Supplied material:
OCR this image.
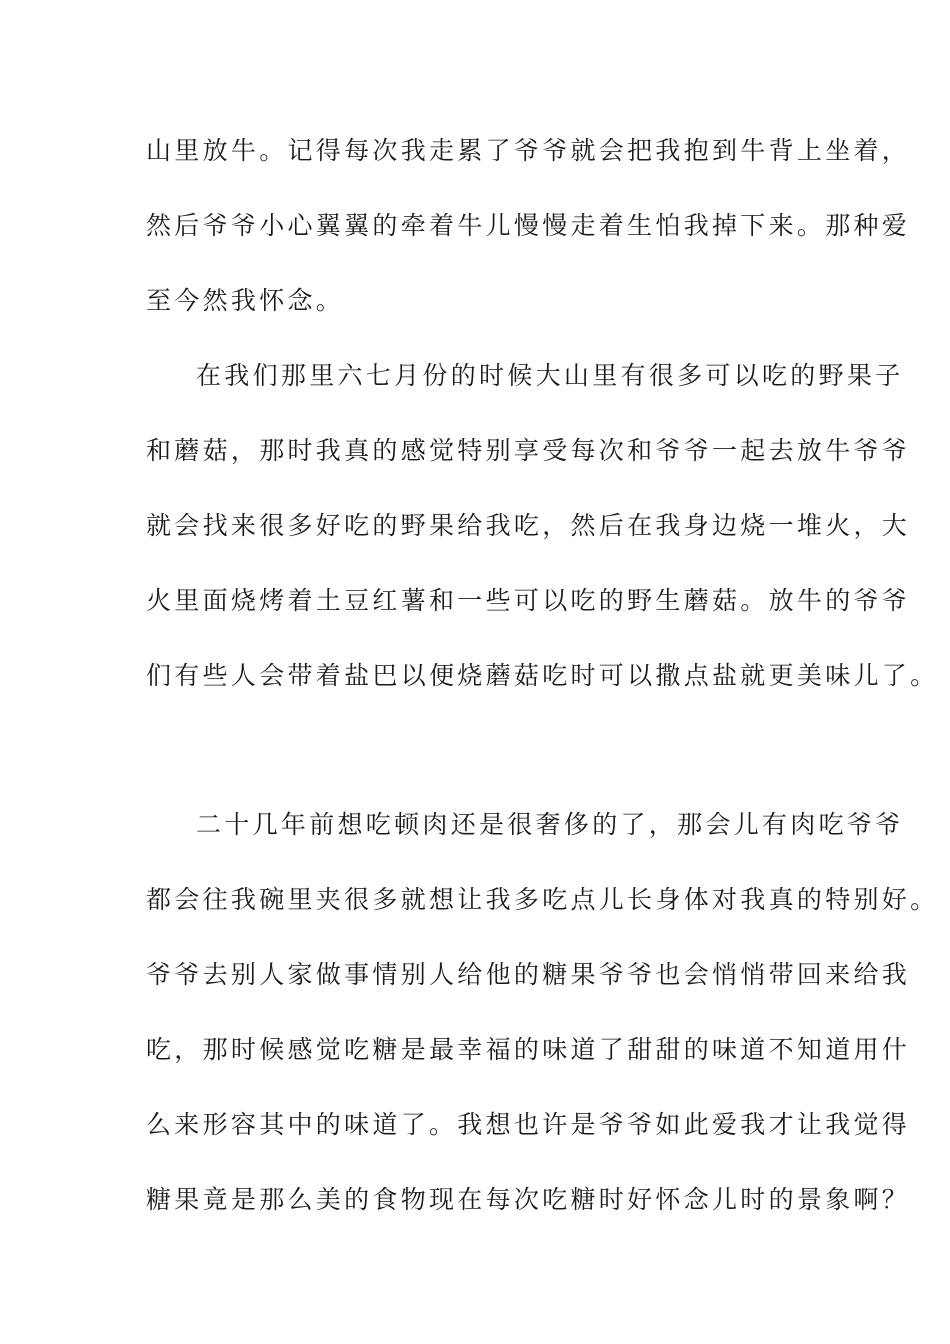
山里放牛。记得每次我走累了爷爷就会把我抱到牛背上坐着，
然后爷爷小心翼翼的牵着牛儿慢慢走着生怕我掉下来。那种爱
至今然我怀念。
在我们那里六七月份的时候大山里有很多可以吃的野果子
和蘑菇，那时我真的感觉特别享受每次和爷爷一起去放牛爷爷
就会找来很多好吃的野果给我吃，然后在我身边烧一堆火，大
火里面烧烤着土豆红薯和一些可以吃的野生蘑菇。放牛的爷爷
们有些人会带着盐巴以便烧蘑菇吃时可以撒点盐就更美味儿了。
二十几年前想吃顿肉还是很奢侈的了，那会儿有肉吃爷爷
都会往我碗里夹很多就想让我多吃点儿长身体对我真的特别好。
爷爷去别人家做事情别人给他的糖果爷爷也会悄悄带回来给我
吃，那时候感觉吃糖是最幸福的味道了甜甜的味道不知道用什
么来形容其中的味道了。我想也许是爷爷如此爱我才让我觉得
糖果竟是那么美的食物现在每次吃糖时好怀念儿时的景象啊？
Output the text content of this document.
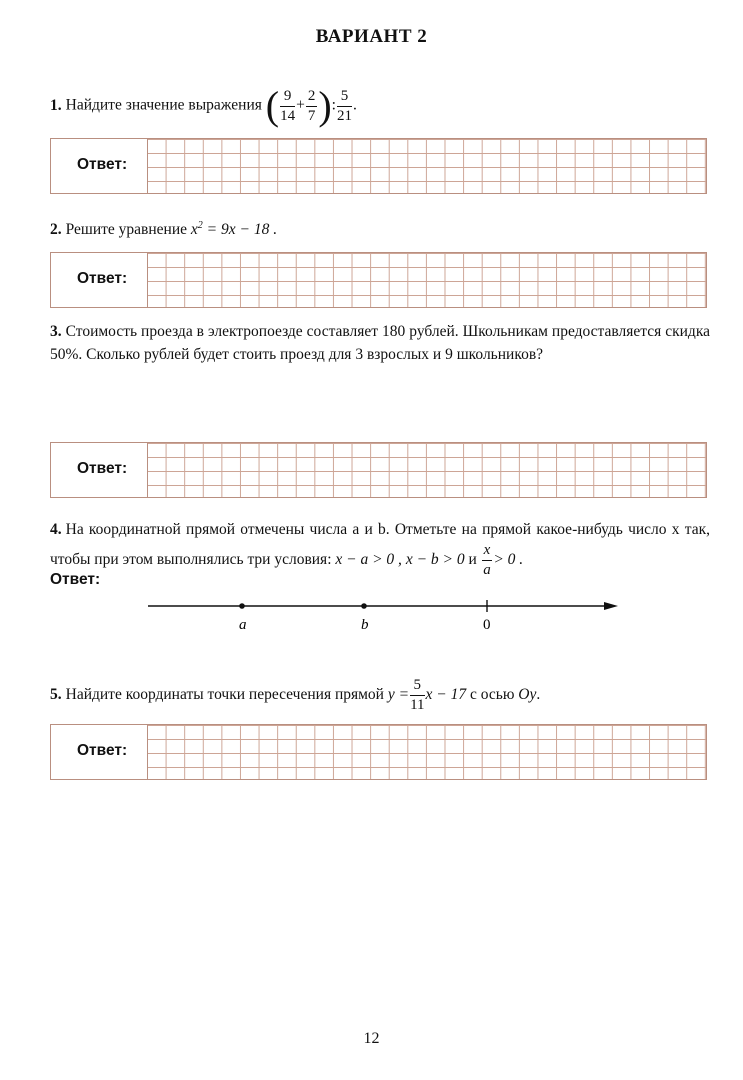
ВАРИАНТ 2
1. Найдите значение выражения ( $\frac{9}{14} + \frac{2}{7}$ ): $\frac{5}{21}$ .
Ответ:
2. Решите уравнение $x^2 = 9x - 18$ .
Ответ:
3. Стоимость проезда в электропоезде составляет 180 рублей. Школьникам предоставляется скидка 50%. Сколько рублей будет стоить проезд для 3 взрослых и 9 школьников?
Ответ:
4. На координатной прямой отмечены числа a и b. Отметьте на прямой какое-нибудь число x так, чтобы при этом выполнялись три условия: x − a > 0 , x − b > 0 и $\frac{x}{a} > 0$ .
Ответ:
a	b	0
5. Найдите координаты точки пересечения прямой $y = \frac{5}{11}$ x − 17 с осью Oy.
Ответ:
12
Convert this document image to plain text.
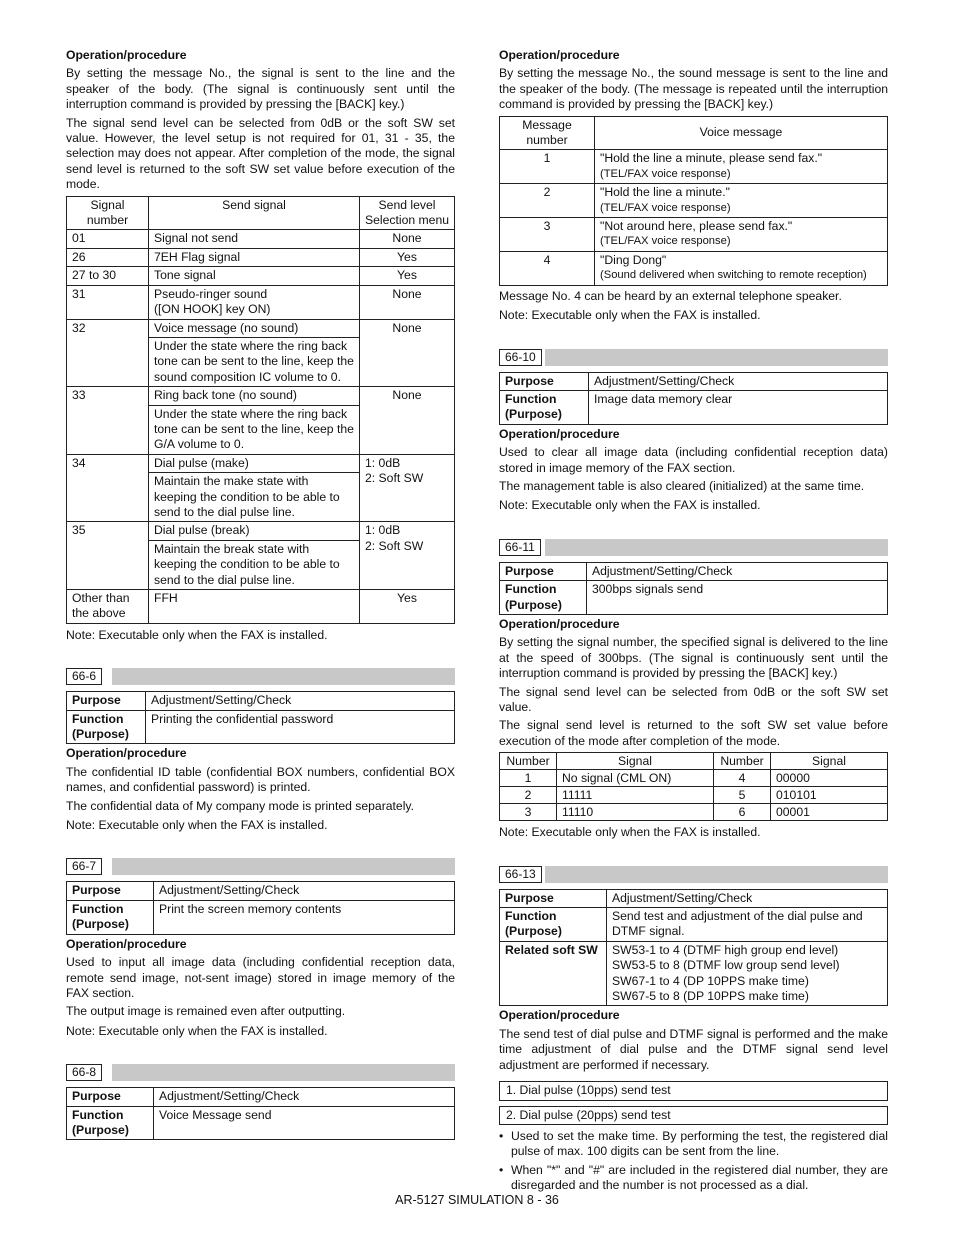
Operation/procedure

By setting the message No., the signal is sent to the line and the speaker of the body. (The signal is continuously sent until the interruption command is provided by pressing the [BACK] key.)

The signal send level can be selected from 0dB or the soft SW set value. However, the level setup is not required for 01, 31 - 35, the selection may does not appear. After completion of the mode, the signal send level is returned to the soft SW set value before execution of the mode.

Signal number	Send signal	Send level Selection menu
01	Signal not send	None
26	7EH Flag signal	Yes
27 to 30	Tone signal	Yes
31	Pseudo-ringer sound
([ON HOOK] key ON)	None
32	Voice message (no sound)	None
	Under the state where the ring back tone can be sent to the line, keep the sound composition IC volume to 0.	
33	Ring back tone (no sound)	None
	Under the state where the ring back tone can be sent to the line, keep the G/A volume to 0.	
34	Dial pulse (make)	1: 0dB
2: Soft SW

	Maintain the make state with keeping the condition to be able to send to the dial pulse line.	
35	Dial pulse (break)	1: 0dB
2: Soft SW

	Maintain the break state with keeping the condition to be able to send to the dial pulse line.	
Other than the above	FFH	Yes
Note: Executable only when the FAX is installed.
66-6
Purpose	Adjustment/Setting/Check

Function
(Purpose)	Printing the confidential password
Operation/procedure

The confidential ID table (confidential BOX numbers, confidential BOX names, and confidential password) is printed.

The confidential data of My company mode is printed separately.

Note: Executable only when the FAX is installed.
66-7
Purpose	Adjustment/Setting/Check

Function
(Purpose)	Print the screen memory contents
Operation/procedure

Used to input all image data (including confidential reception data, remote send image, not-sent image) stored in image memory of the FAX section.

The output image is remained even after outputting.

Note: Executable only when the FAX is installed.
66-8
Purpose	Adjustment/Setting/Check

Function
(Purpose)	Voice Message send
Operation/procedure

By setting the message No., the sound message is sent to the line and the speaker of the body. (The message is repeated until the interruption command is provided by pressing the [BACK] key.)

Message number	Voice message
1	"Hold the line a minute, please send fax."
(TEL/FAX voice response)

2	"Hold the line a minute."
(TEL/FAX voice response)

3	"Not around here, please send fax."
(TEL/FAX voice response)

4	"Ding Dong"
(Sound delivered when switching to remote reception)

Message No. 4 can be heard by an external telephone speaker.

Note: Executable only when the FAX is installed.
66-10
Purpose	Adjustment/Setting/Check

Function
(Purpose)	Image data memory clear
Operation/procedure

Used to clear all image data (including confidential reception data) stored in image memory of the FAX section.

The management table is also cleared (initialized) at the same time.

Note: Executable only when the FAX is installed.
66-11
Purpose	Adjustment/Setting/Check

Function
(Purpose)	300bps signals send
Operation/procedure

By setting the signal number, the specified signal is delivered to the line at the speed of 300bps. (The signal is continuously sent until the interruption command is provided by pressing the [BACK] key.)

The signal send level can be selected from 0dB or the soft SW set value.

The signal send level is returned to the soft SW set value before execution of the mode after completion of the mode.

Number	Signal	Number	Signal
1	No signal (CML ON)	4	00000
2	11111	5	010101
3	11110	6	00001
Note: Executable only when the FAX is installed.
66-13
Purpose	Adjustment/Setting/Check

Function
(Purpose)	Send test and adjustment of the dial pulse and DTMF signal.
Related soft SW	SW53-1 to 4 (DTMF high group end level)
SW53-5 to 8 (DTMF low group send level)
SW67-1 to 4 (DP 10PPS make time)
SW67-5 to 8 (DP 10PPS make time)
Operation/procedure

The send test of dial pulse and DTMF signal is performed and the make time adjustment of dial pulse and the DTMF signal send level adjustment are performed if necessary.

1. Dial pulse (10pps) send test
2. Dial pulse (20pps) send test
• Used to set the make time. By performing the test, the registered dial pulse of max. 100 digits can be sent from the line.
• When "*" and "#" are included in the registered dial number, they are disregarded and the number is not processed as a dial.
AR-5127 SIMULATION 8 - 36
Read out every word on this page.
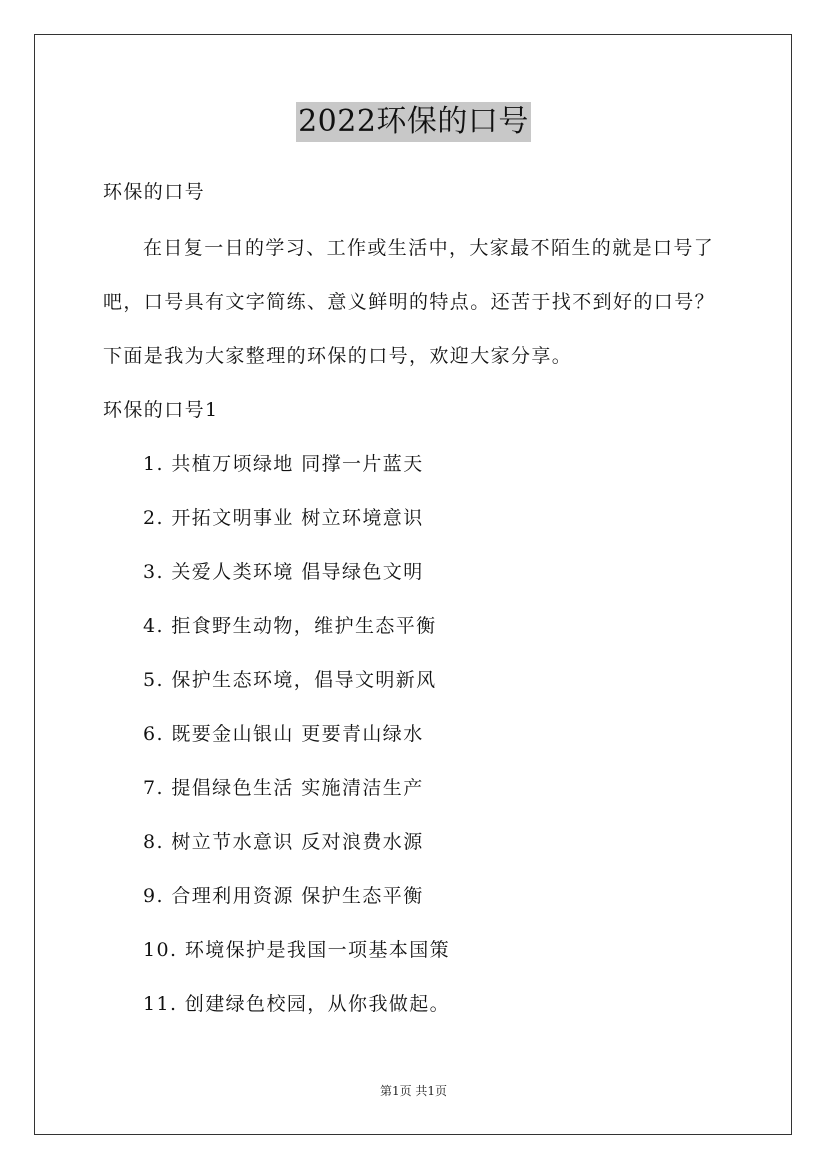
2022环保的口号
环保的口号
在日复一日的学习、工作或生活中，大家最不陌生的就是口号了
吧，口号具有文字简练、意义鲜明的特点。还苦于找不到好的口号？
下面是我为大家整理的环保的口号，欢迎大家分享。
环保的口号1
1. 共植万顷绿地 同撑一片蓝天
2. 开拓文明事业 树立环境意识
3. 关爱人类环境 倡导绿色文明
4. 拒食野生动物，维护生态平衡
5. 保护生态环境，倡导文明新风
6. 既要金山银山 更要青山绿水
7. 提倡绿色生活 实施清洁生产
8. 树立节水意识 反对浪费水源
9. 合理利用资源 保护生态平衡
10. 环境保护是我国一项基本国策
11. 创建绿色校园，从你我做起。
第1页 共1页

Aim:
Quote every entry exactly, with the pictures omitted.

Problem solution:
OCR this image.
山里放牛。记得每次我走累了爷爷就会把我抱到牛背上坐着，
然后爷爷小心翼翼的牵着牛儿慢慢走着生怕我掉下来。那种爱
至今然我怀念。
在我们那里六七月份的时候大山里有很多可以吃的野果子
和蘑菇，那时我真的感觉特别享受每次和爷爷一起去放牛爷爷
就会找来很多好吃的野果给我吃，然后在我身边烧一堆火，大
火里面烧烤着土豆红薯和一些可以吃的野生蘑菇。放牛的爷爷
们有些人会带着盐巴以便烧蘑菇吃时可以撒点盐就更美味儿了。
二十几年前想吃顿肉还是很奢侈的了，那会儿有肉吃爷爷
都会往我碗里夹很多就想让我多吃点儿长身体对我真的特别好。
爷爷去别人家做事情别人给他的糖果爷爷也会悄悄带回来给我
吃，那时候感觉吃糖是最幸福的味道了甜甜的味道不知道用什
么来形容其中的味道了。我想也许是爷爷如此爱我才让我觉得
糖果竟是那么美的食物现在每次吃糖时好怀念儿时的景象啊？
Output the text content of this document.
ВАРИАНТ 2
1. Найдите значение выражения ( $\frac{9}{14} + \frac{2}{7}$ ): $\frac{5}{21}$ .
Ответ:
2. Решите уравнение $x^2 = 9x - 18$ .
Ответ:
3. Стоимость проезда в электропоезде составляет 180 рублей. Школьникам предоставляется скидка 50%. Сколько рублей будет стоить проезд для 3 взрослых и 9 школьников?
Ответ:
4. На координатной прямой отмечены числа a и b. Отметьте на прямой какое-нибудь число x так, чтобы при этом выполнялись три условия: x − a > 0 , x − b > 0 и $\frac{x}{a} > 0$ .
Ответ:
a	b	0
5. Найдите координаты точки пересечения прямой $y = \frac{5}{11}$ x − 17 с осью Oy.
Ответ:
12
Convert this document image to plain text.
Operation/procedure

By setting the message No., the signal is sent to the line and the speaker of the body. (The signal is continuously sent until the interruption command is provided by pressing the [BACK] key.)

The signal send level can be selected from 0dB or the soft SW set value. However, the level setup is not required for 01, 31 - 35, the selection may does not appear. After completion of the mode, the signal send level is returned to the soft SW set value before execution of the mode.

Signal number	Send signal	Send level Selection menu
01	Signal not send	None
26	7EH Flag signal	Yes
27 to 30	Tone signal	Yes
31	Pseudo-ringer sound
([ON HOOK] key ON)	None
32	Voice message (no sound)	None
	Under the state where the ring back tone can be sent to the line, keep the sound composition IC volume to 0.	
33	Ring back tone (no sound)	None
	Under the state where the ring back tone can be sent to the line, keep the G/A volume to 0.	
34	Dial pulse (make)	1: 0dB
2: Soft SW

	Maintain the make state with keeping the condition to be able to send to the dial pulse line.	
35	Dial pulse (break)	1: 0dB
2: Soft SW

	Maintain the break state with keeping the condition to be able to send to the dial pulse line.	
Other than the above	FFH	Yes
Note: Executable only when the FAX is installed.
66-6
Purpose	Adjustment/Setting/Check

Function
(Purpose)	Printing the confidential password
Operation/procedure

The confidential ID table (confidential BOX numbers, confidential BOX names, and confidential password) is printed.

The confidential data of My company mode is printed separately.

Note: Executable only when the FAX is installed.
66-7
Purpose	Adjustment/Setting/Check

Function
(Purpose)	Print the screen memory contents
Operation/procedure

Used to input all image data (including confidential reception data, remote send image, not-sent image) stored in image memory of the FAX section.

The output image is remained even after outputting.

Note: Executable only when the FAX is installed.
66-8
Purpose	Adjustment/Setting/Check

Function
(Purpose)	Voice Message send
Operation/procedure

By setting the message No., the sound message is sent to the line and the speaker of the body. (The message is repeated until the interruption command is provided by pressing the [BACK] key.)

Message number	Voice message
1	"Hold the line a minute, please send fax."
(TEL/FAX voice response)

2	"Hold the line a minute."
(TEL/FAX voice response)

3	"Not around here, please send fax."
(TEL/FAX voice response)

4	"Ding Dong"
(Sound delivered when switching to remote reception)

Message No. 4 can be heard by an external telephone speaker.

Note: Executable only when the FAX is installed.
66-10
Purpose	Adjustment/Setting/Check

Function
(Purpose)	Image data memory clear
Operation/procedure

Used to clear all image data (including confidential reception data) stored in image memory of the FAX section.

The management table is also cleared (initialized) at the same time.

Note: Executable only when the FAX is installed.
66-11
Purpose	Adjustment/Setting/Check

Function
(Purpose)	300bps signals send
Operation/procedure

By setting the signal number, the specified signal is delivered to the line at the speed of 300bps. (The signal is continuously sent until the interruption command is provided by pressing the [BACK] key.)

The signal send level can be selected from 0dB or the soft SW set value.

The signal send level is returned to the soft SW set value before execution of the mode after completion of the mode.

Number	Signal	Number	Signal
1	No signal (CML ON)	4	00000
2	11111	5	010101
3	11110	6	00001
Note: Executable only when the FAX is installed.
66-13
Purpose	Adjustment/Setting/Check

Function
(Purpose)	Send test and adjustment of the dial pulse and DTMF signal.
Related soft SW	SW53-1 to 4 (DTMF high group end level)
SW53-5 to 8 (DTMF low group send level)
SW67-1 to 4 (DP 10PPS make time)
SW67-5 to 8 (DP 10PPS make time)
Operation/procedure

The send test of dial pulse and DTMF signal is performed and the make time adjustment of dial pulse and the DTMF signal send level adjustment are performed if necessary.

1. Dial pulse (10pps) send test
2. Dial pulse (20pps) send test
• Used to set the make time. By performing the test, the registered dial pulse of max. 100 digits can be sent from the line.
• When "*" and "#" are included in the registered dial number, they are disregarded and the number is not processed as a dial.
AR-5127 SIMULATION 8 - 36
Read out every word on this page.
2022环保的口号
环保的口号
在日复一日的学习、工作或生活中，大家最不陌生的就是口号了
吧，口号具有文字简练、意义鲜明的特点。还苦于找不到好的口号？
下面是我为大家整理的环保的口号，欢迎大家分享。
环保的口号1
1. 共植万顷绿地 同撑一片蓝天
2. 开拓文明事业 树立环境意识
3. 关爱人类环境 倡导绿色文明
4. 拒食野生动物，维护生态平衡
5. 保护生态环境，倡导文明新风
6. 既要金山银山 更要青山绿水
7. 提倡绿色生活 实施清洁生产
8. 树立节水意识 反对浪费水源
9. 合理利用资源 保护生态平衡
10. 环境保护是我国一项基本国策
11. 创建绿色校园，从你我做起。
第1页 共1页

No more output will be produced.